In the listing below, find every line containing "وقال" and copy it out.

──────── DATA EXTRACT

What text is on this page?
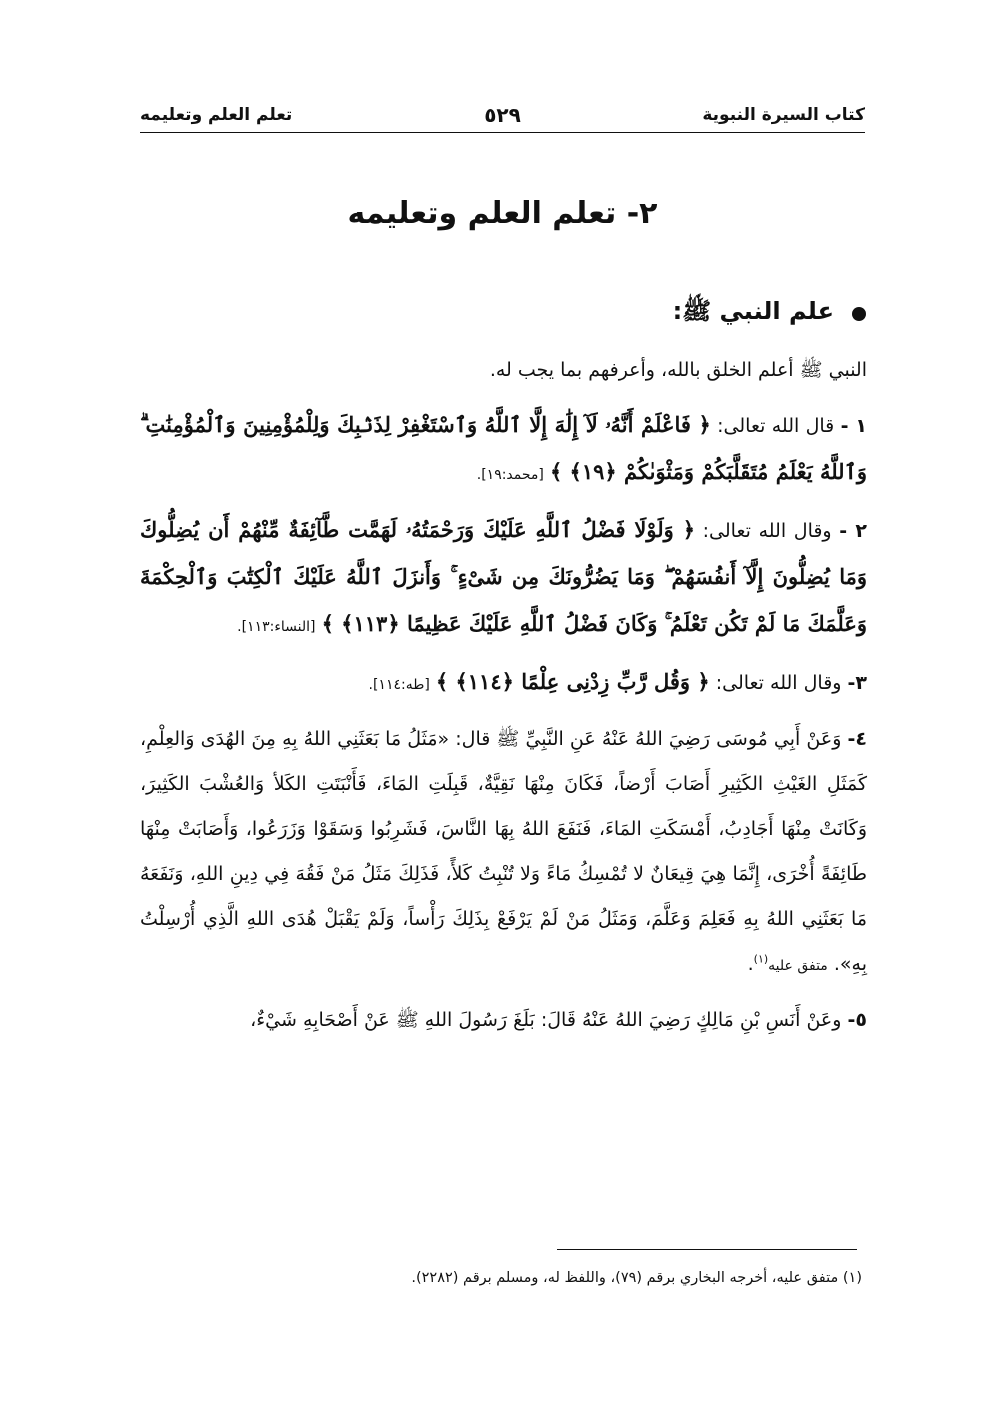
كتاب السيرة النبوية
٥٢٩
تعلم العلم وتعليمه
٢- تعلم العلم وتعليمه
علم النبي ﷺ:

النبي ﷺ أعلم الخلق بالله، وأعرفهم بما يجب له.

١ - قال الله تعالى: ﴿ فَاعْلَمْ أَنَّهُۥ لَآ إِلَٰهَ إِلَّا ٱللَّهُ وَٱسْتَغْفِرْ لِذَنۢبِكَ وَلِلْمُؤْمِنِينَ وَٱلْمُؤْمِنَٰتِ ۗ وَٱللَّهُ يَعْلَمُ مُتَقَلَّبَكُمْ وَمَثْوَىٰكُمْ ﴿١٩﴾ ﴾ [محمد:١٩].

٢ - وقال الله تعالى: ﴿ وَلَوْلَا فَضْلُ ٱللَّهِ عَلَيْكَ وَرَحْمَتُهُۥ لَهَمَّت طَّآئِفَةٌ مِّنْهُمْ أَن يُضِلُّوكَ وَمَا يُضِلُّونَ إِلَّآ أَنفُسَهُمْ ۖ وَمَا يَضُرُّونَكَ مِن شَىْءٍ ۚ وَأَنزَلَ ٱللَّهُ عَلَيْكَ ٱلْكِتَٰبَ وَٱلْحِكْمَةَ وَعَلَّمَكَ مَا لَمْ تَكُن تَعْلَمُ ۚ وَكَانَ فَضْلُ ٱللَّهِ عَلَيْكَ عَظِيمًا ﴿١١٣﴾ ﴾ [النساء:١١٣].

٣- وقال الله تعالى: ﴿ وَقُل رَّبِّ زِدْنِى عِلْمًا ﴿١١٤﴾ ﴾ [طه:١١٤].

٤- وَعَنْ أَبِي مُوسَى رَضِيَ اللهُ عَنْهُ عَنِ النَّبِيِّ ﷺ قال: «مَثَلُ مَا بَعَثَنِي اللهُ بِهِ مِنَ الهُدَى وَالعِلْمِ، كَمَثَلِ الغَيْثِ الكَثِيرِ أَصَابَ أَرْضاً، فَكَانَ مِنْهَا نَقِيَّةٌ، قَبِلَتِ المَاءَ، فَأَنْبَتَتِ الكَلأ وَالعُشْبَ الكَثِيرَ، وَكَانَتْ مِنْهَا أَجَادِبُ، أَمْسَكَتِ المَاءَ، فَنَفَعَ اللهُ بِهَا النَّاسَ، فَشَرِبُوا وَسَقَوْا وَزَرَعُوا، وَأَصَابَتْ مِنْهَا طَائِفَةً أُخْرَى، إِنَّمَا هِيَ قِيعَانٌ لا تُمْسِكُ مَاءً وَلا تُنْبِتُ كَلأً، فَذَلِكَ مَثَلُ مَنْ فَقُهَ فِي دِينِ اللهِ، وَنَفَعَهُ مَا بَعَثَنِي اللهُ بِهِ فَعَلِمَ وَعَلَّمَ، وَمَثَلُ مَنْ لَمْ يَرْفَعْ بِذَلِكَ رَأْساً، وَلَمْ يَقْبَلْ هُدَى اللهِ الَّذِي أُرْسِلْتُ بِهِ». متفق عليه$^{(١)}$.

٥- وعَنْ أَنَسِ بْنِ مَالِكٍ رَضِيَ اللهُ عَنْهُ قَالَ: بَلَغَ رَسُولَ اللهِ ﷺ عَنْ أَصْحَابِهِ شَيْءٌ،

(١) متفق عليه، أخرجه البخاري برقم (٧٩)، واللفظ له، ومسلم برقم (٢٢٨٢).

────────────────

### TASK ANSWER
٢ - وقال الله تعالى: ﴿ وَلَوْلَا فَضْلُ ٱللَّهِ عَلَيْكَ وَرَحْمَتُهُۥ لَهَمَّت طَّآئِفَةٌ مِّنْهُمْ أَن يُضِلُّوكَ وَمَا يُضِلُّونَ إِلَّآ أَنفُسَهُمْ ۖ وَمَا يَضُرُّونَكَ مِن شَىْءٍ ۚ وَأَنزَلَ ٱللَّهُ عَلَيْكَ ٱلْكِتَٰبَ وَٱلْحِكْمَةَ وَعَلَّمَكَ مَا لَمْ تَكُن تَعْلَمُ ۚ وَكَانَ فَضْلُ ٱللَّهِ عَلَيْكَ عَظِيمًا ﴿١١٣﴾ ﴾ [النساء:١١٣].
٣- وقال الله تعالى: ﴿ وَقُل رَّبِّ زِدْنِى عِلْمًا ﴿١١٤﴾ ﴾ [طه:١١٤].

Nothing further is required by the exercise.